= Your goal =
All material below is to be reproduced exactly.

= Data lines =

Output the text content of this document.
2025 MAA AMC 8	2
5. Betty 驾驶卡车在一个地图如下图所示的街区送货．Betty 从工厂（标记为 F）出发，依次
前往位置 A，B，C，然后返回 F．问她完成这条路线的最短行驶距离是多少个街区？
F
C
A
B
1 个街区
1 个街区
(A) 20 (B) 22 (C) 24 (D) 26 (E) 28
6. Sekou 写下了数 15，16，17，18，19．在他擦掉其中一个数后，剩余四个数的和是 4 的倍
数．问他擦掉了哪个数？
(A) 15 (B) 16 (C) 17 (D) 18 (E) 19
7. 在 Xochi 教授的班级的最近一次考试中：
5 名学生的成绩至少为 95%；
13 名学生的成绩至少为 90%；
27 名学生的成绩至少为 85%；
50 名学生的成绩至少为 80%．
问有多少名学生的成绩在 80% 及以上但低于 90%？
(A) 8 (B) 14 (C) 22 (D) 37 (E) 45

= Finished answer =
Output the text content of this document.
2025 MAA AMC 8	2
5. Betty 驾驶卡车在一个地图如下图所示的街区送货．Betty 从工厂（标记为 F）出发，依次
前往位置 A，B，C，然后返回 F．问她完成这条路线的最短行驶距离是多少个街区？
F
C
A
B
1 个街区
1 个街区
(A) 20 (B) 22 (C) 24 (D) 26 (E) 28
6. Sekou 写下了数 15，16，17，18，19．在他擦掉其中一个数后，剩余四个数的和是 4 的倍
数．问他擦掉了哪个数？
(A) 15 (B) 16 (C) 17 (D) 18 (E) 19
7. 在 Xochi 教授的班级的最近一次考试中：
5 名学生的成绩至少为 95%；
13 名学生的成绩至少为 90%；
27 名学生的成绩至少为 85%；
50 名学生的成绩至少为 80%．
问有多少名学生的成绩在 80% 及以上但低于 90%？
(A) 8 (B) 14 (C) 22 (D) 37 (E) 45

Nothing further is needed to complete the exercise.